Task instructions => Identify all lines in the data containing the string "sympathetic". Copy them out.

****************

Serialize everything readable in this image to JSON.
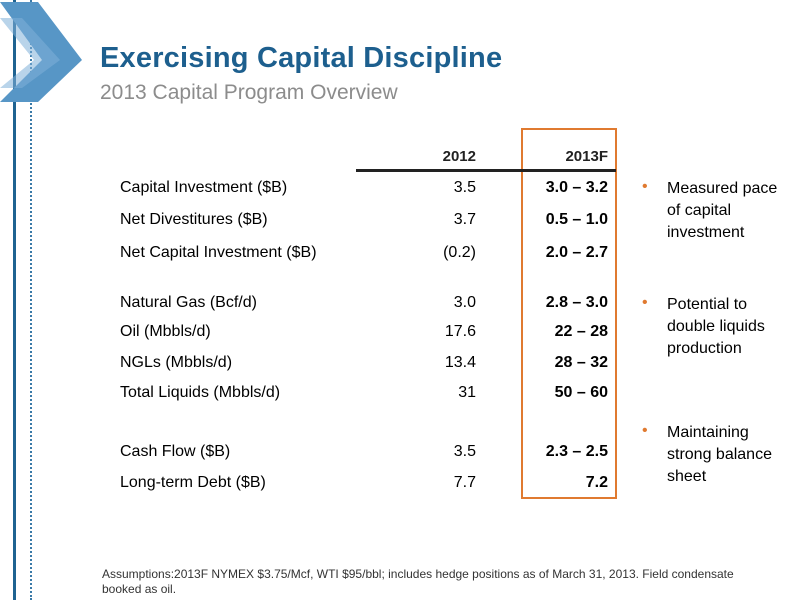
{
  "header": {
    "title": "Exercising Capital Discipline",
    "subtitle": "2013 Capital Program Overview"
  },
  "table": {
    "col_2012": "2012",
    "col_2013f": "2013F",
    "rows": [
      {
        "label": "Capital Investment ($B)",
        "v2012": "3.5",
        "v2013f": "3.0 – 3.2"
      },
      {
        "label": "Net Divestitures ($B)",
        "v2012": "3.7",
        "v2013f": "0.5 – 1.0"
      },
      {
        "label": "Net Capital Investment ($B)",
        "v2012": "(0.2)",
        "v2013f": "2.0 – 2.7"
      },
      {
        "label": "Natural Gas (Bcf/d)",
        "v2012": "3.0",
        "v2013f": "2.8 – 3.0"
      },
      {
        "label": "Oil (Mbbls/d)",
        "v2012": "17.6",
        "v2013f": "22 – 28"
      },
      {
        "label": "NGLs (Mbbls/d)",
        "v2012": "13.4",
        "v2013f": "28 – 32"
      },
      {
        "label": "Total Liquids (Mbbls/d)",
        "v2012": "31",
        "v2013f": "50 – 60"
      },
      {
        "label": "Cash Flow ($B)",
        "v2012": "3.5",
        "v2013f": "2.3 – 2.5"
      },
      {
        "label": "Long-term Debt ($B)",
        "v2012": "7.7",
        "v2013f": "7.2"
      }
    ]
  },
  "bullets": [
    {
      "marker": "•",
      "text": "Measured pace of capital investment"
    },
    {
      "marker": "•",
      "text": "Potential to double liquids production"
    },
    {
      "marker": "•",
      "text": "Maintaining strong balance sheet"
    }
  ],
  "footnote": "Assumptions:2013F NYMEX $3.75/Mcf, WTI $95/bbl; includes hedge positions as of March 31, 2013. Field condensate booked as oil.",
  "colors": {
    "title": "#1d5f8e",
    "subtitle": "#8c8c8c",
    "highlight_border": "#e07a30",
    "bullet_marker": "#e07a30",
    "accent_blue": "#3a7fb3"
  }
}
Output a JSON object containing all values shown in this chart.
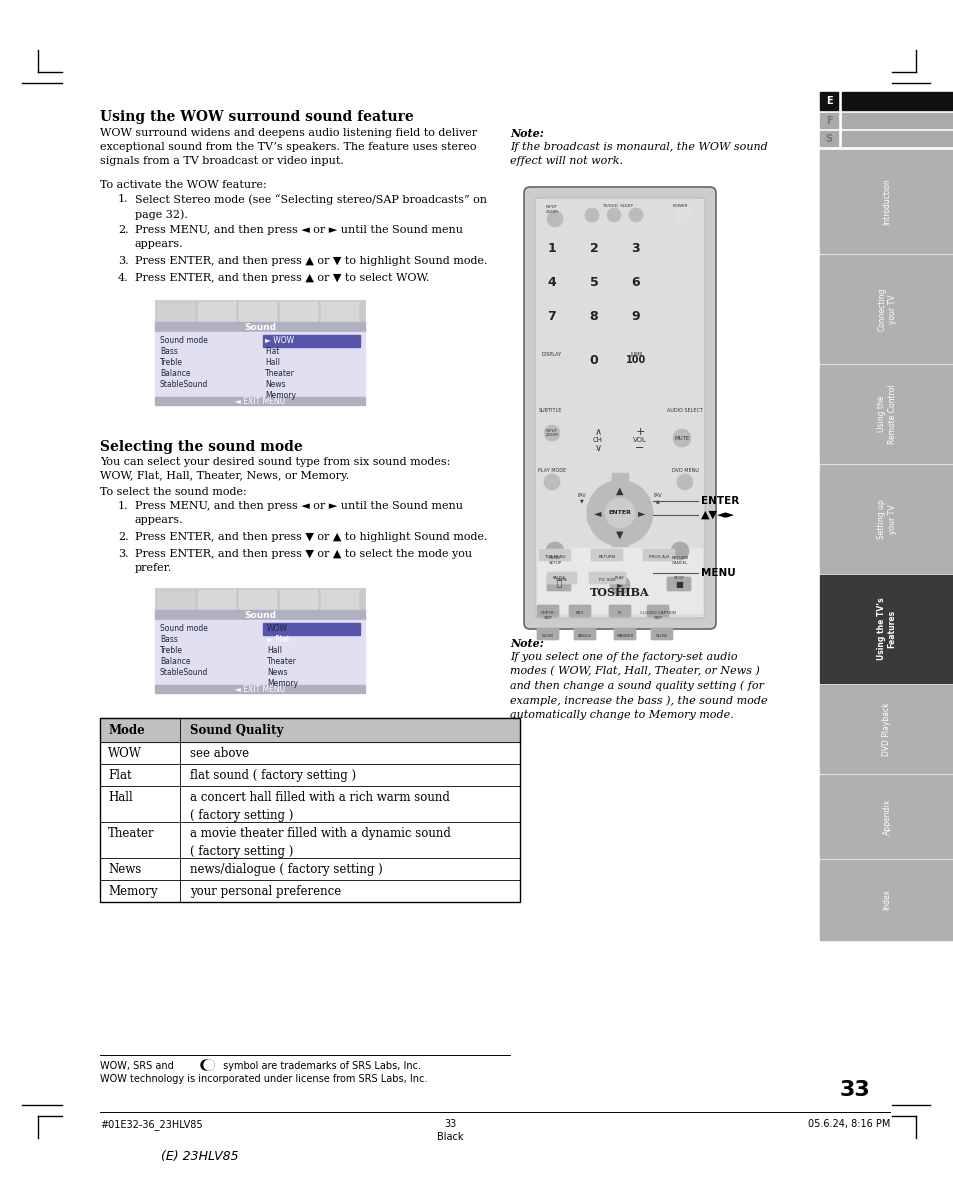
{
  "page_bg": "#ffffff",
  "title1": "Using the WOW surround sound feature",
  "title2": "Selecting the sound mode",
  "body_text1": "WOW surround widens and deepens audio listening field to deliver\nexceptional sound from the TV’s speakers. The feature uses stereo\nsignals from a TV broadcast or video input.",
  "activate_label": "To activate the WOW feature:",
  "activate_steps": [
    "Select Stereo mode (see “Selecting stereo/SAP broadcasts” on\npage 32).",
    "Press MENU, and then press ◄ or ► until the Sound menu\nappears.",
    "Press ENTER, and then press ▲ or ▼ to highlight Sound mode.",
    "Press ENTER, and then press ▲ or ▼ to select WOW."
  ],
  "note1_label": "Note:",
  "note1_text": "If the broadcast is monaural, the WOW sound\neffect will not work.",
  "select_body": "You can select your desired sound type from six sound modes:\nWOW, Flat, Hall, Theater, News, or Memory.",
  "select_label": "To select the sound mode:",
  "select_steps": [
    "Press MENU, and then press ◄ or ► until the Sound menu\nappears.",
    "Press ENTER, and then press ▼ or ▲ to highlight Sound mode.",
    "Press ENTER, and then press ▼ or ▲ to select the mode you\nprefer."
  ],
  "note2_label": "Note:",
  "note2_text": "If you select one of the factory-set audio\nmodes ( WOW, Flat, Hall, Theater, or News )\nand then change a sound quality setting ( for\nexample, increase the bass ), the sound mode\nautomatically change to Memory mode.",
  "table_header": [
    "Mode",
    "Sound Quality"
  ],
  "table_rows": [
    [
      "WOW",
      "see above"
    ],
    [
      "Flat",
      "flat sound ( factory setting )"
    ],
    [
      "Hall",
      "a concert hall filled with a rich warm sound\n( factory setting )"
    ],
    [
      "Theater",
      "a movie theater filled with a dynamic sound\n( factory setting )"
    ],
    [
      "News",
      "news/dialogue ( factory setting )"
    ],
    [
      "Memory",
      "your personal preference"
    ]
  ],
  "footer_text1_a": "WOW, SRS and ",
  "footer_text1_b": " symbol are trademarks of SRS Labs, Inc.",
  "footer_text2": "WOW technology is incorporated under license from SRS Labs, Inc.",
  "footer_left": "#01E32-36_23HLV85",
  "footer_center": "33",
  "footer_right": "05.6.24, 8:16 PM",
  "footer_color_label": "Black",
  "footer_bottom": "(E) 23HLV85",
  "page_number": "33",
  "sidebar_efs": [
    "E",
    "F",
    "S"
  ],
  "sidebar_sections": [
    "Introduction",
    "Connecting\nyour TV",
    "Using the\nRemote Control",
    "Setting up\nyour TV",
    "Using the TV’s\nFeatures",
    "DVD Playback",
    "Appendix",
    "Index"
  ],
  "sidebar_active_section": 4,
  "sidebar_section_colors": [
    "#b0b0b0",
    "#b0b0b0",
    "#b0b0b0",
    "#b0b0b0",
    "#3a3a3a",
    "#b0b0b0",
    "#b0b0b0",
    "#b0b0b0"
  ]
}
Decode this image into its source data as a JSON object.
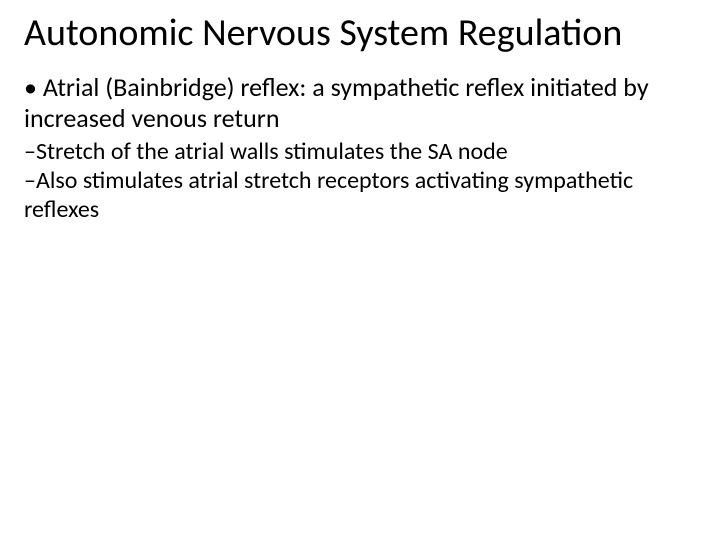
{
  "slide": {
    "title": "Autonomic Nervous System Regulation",
    "bullet_main_prefix": "• ",
    "bullet_main": "Atrial (Bainbridge) reflex: a sympathetic reflex initiated by increased venous return",
    "bullet_sub1_prefix": "–",
    "bullet_sub1": "Stretch of the atrial walls stimulates the SA node",
    "bullet_sub2_prefix": "–",
    "bullet_sub2": "Also stimulates atrial stretch receptors activating sympathetic reflexes"
  },
  "style": {
    "background_color": "#ffffff",
    "text_color": "#000000",
    "title_fontsize": 38,
    "main_fontsize": 26,
    "sub_fontsize": 24,
    "font_family": "Calibri"
  }
}
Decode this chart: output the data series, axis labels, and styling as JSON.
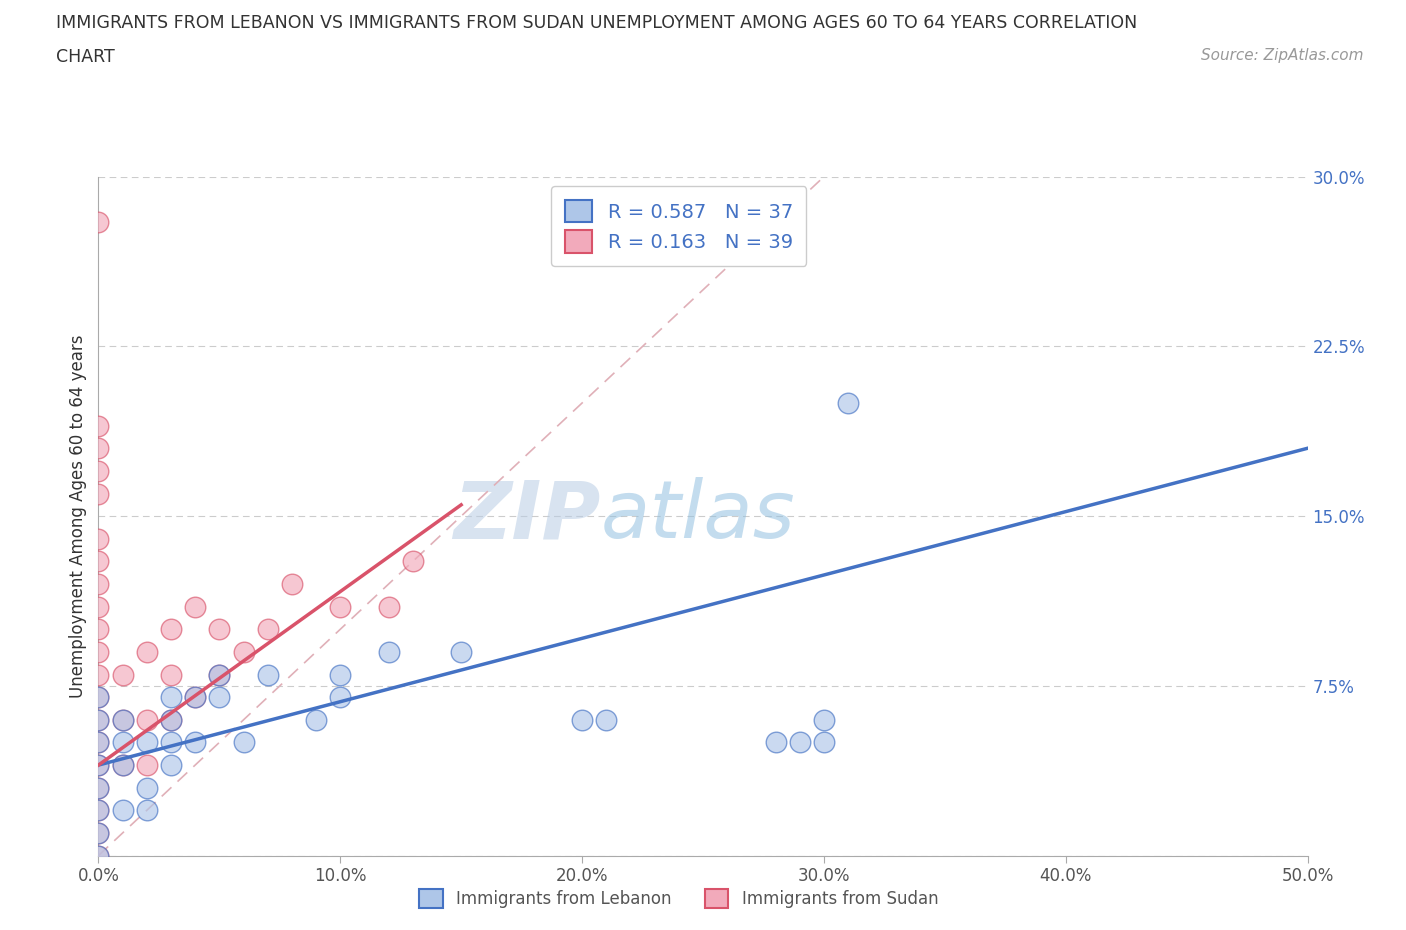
{
  "title_line1": "IMMIGRANTS FROM LEBANON VS IMMIGRANTS FROM SUDAN UNEMPLOYMENT AMONG AGES 60 TO 64 YEARS CORRELATION",
  "title_line2": "CHART",
  "source": "Source: ZipAtlas.com",
  "ylabel": "Unemployment Among Ages 60 to 64 years",
  "xlim": [
    0.0,
    0.5
  ],
  "ylim": [
    0.0,
    0.3
  ],
  "xticks": [
    0.0,
    0.1,
    0.2,
    0.3,
    0.4,
    0.5
  ],
  "yticks": [
    0.0,
    0.075,
    0.15,
    0.225,
    0.3
  ],
  "xticklabels": [
    "0.0%",
    "10.0%",
    "20.0%",
    "30.0%",
    "40.0%",
    "50.0%"
  ],
  "yticklabels": [
    "",
    "7.5%",
    "15.0%",
    "22.5%",
    "30.0%"
  ],
  "lebanon_color": "#aec6e8",
  "sudan_color": "#f2aabb",
  "lebanon_line_color": "#4472c4",
  "sudan_line_color": "#d9536a",
  "diagonal_color": "#e0b0b8",
  "R_lebanon": 0.587,
  "N_lebanon": 37,
  "R_sudan": 0.163,
  "N_sudan": 39,
  "watermark_zip": "ZIP",
  "watermark_atlas": "atlas",
  "lebanon_scatter_x": [
    0.0,
    0.0,
    0.0,
    0.0,
    0.0,
    0.0,
    0.0,
    0.0,
    0.01,
    0.01,
    0.01,
    0.01,
    0.02,
    0.02,
    0.02,
    0.03,
    0.03,
    0.03,
    0.03,
    0.04,
    0.04,
    0.05,
    0.05,
    0.06,
    0.07,
    0.09,
    0.1,
    0.1,
    0.12,
    0.15,
    0.2,
    0.21,
    0.28,
    0.29,
    0.3,
    0.3,
    0.31
  ],
  "lebanon_scatter_y": [
    0.0,
    0.01,
    0.02,
    0.03,
    0.04,
    0.05,
    0.06,
    0.07,
    0.02,
    0.04,
    0.05,
    0.06,
    0.02,
    0.03,
    0.05,
    0.04,
    0.05,
    0.06,
    0.07,
    0.05,
    0.07,
    0.07,
    0.08,
    0.05,
    0.08,
    0.06,
    0.07,
    0.08,
    0.09,
    0.09,
    0.06,
    0.06,
    0.05,
    0.05,
    0.05,
    0.06,
    0.2
  ],
  "sudan_scatter_x": [
    0.0,
    0.0,
    0.0,
    0.0,
    0.0,
    0.0,
    0.0,
    0.0,
    0.0,
    0.0,
    0.01,
    0.01,
    0.01,
    0.02,
    0.02,
    0.02,
    0.03,
    0.03,
    0.03,
    0.04,
    0.04,
    0.05,
    0.05,
    0.06,
    0.07,
    0.08,
    0.1,
    0.12,
    0.13,
    0.0,
    0.0,
    0.0,
    0.0,
    0.0,
    0.0,
    0.0,
    0.0,
    0.0,
    0.0
  ],
  "sudan_scatter_y": [
    0.0,
    0.01,
    0.02,
    0.03,
    0.04,
    0.05,
    0.06,
    0.07,
    0.08,
    0.28,
    0.04,
    0.06,
    0.08,
    0.04,
    0.06,
    0.09,
    0.06,
    0.08,
    0.1,
    0.07,
    0.11,
    0.08,
    0.1,
    0.09,
    0.1,
    0.12,
    0.11,
    0.11,
    0.13,
    0.09,
    0.1,
    0.11,
    0.12,
    0.13,
    0.14,
    0.16,
    0.17,
    0.18,
    0.19
  ],
  "leb_line_x0": 0.0,
  "leb_line_y0": 0.04,
  "leb_line_x1": 0.5,
  "leb_line_y1": 0.18,
  "sud_line_x0": 0.0,
  "sud_line_y0": 0.04,
  "sud_line_x1": 0.15,
  "sud_line_y1": 0.155
}
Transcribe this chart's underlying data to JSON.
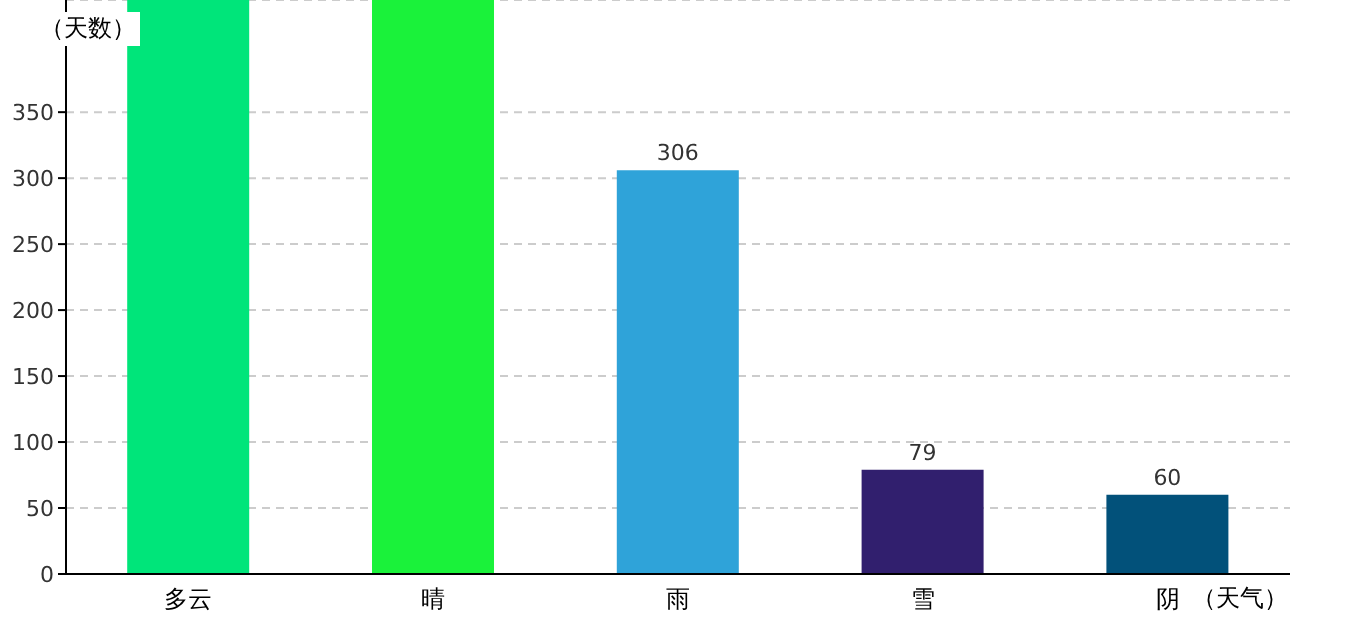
{
  "chart_data": {
    "type": "bar",
    "xlabel": "（天气）",
    "ylabel": "（天数）",
    "categories": [
      "多云",
      "晴",
      "雨",
      "雪",
      "阴"
    ],
    "values": [
      435,
      435,
      306,
      79,
      60
    ],
    "colors": [
      "#00e57a",
      "#1af23a",
      "#2fa3d9",
      "#311f6e",
      "#02517a"
    ],
    "value_labels": [
      null,
      null,
      "306",
      "79",
      "60"
    ],
    "ylim": [
      0,
      435
    ],
    "yticks": [
      0,
      50,
      100,
      150,
      200,
      250,
      300,
      350
    ],
    "grid": "y"
  }
}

****************

Full solution =>
    "bullet_main": "Atrial (Bainbridge) reflex: a sympathetic reflex initiated by increased venous return",
    "bullet_sub2": "Also stimulates atrial stretch receptors activating sympathetic reflexes"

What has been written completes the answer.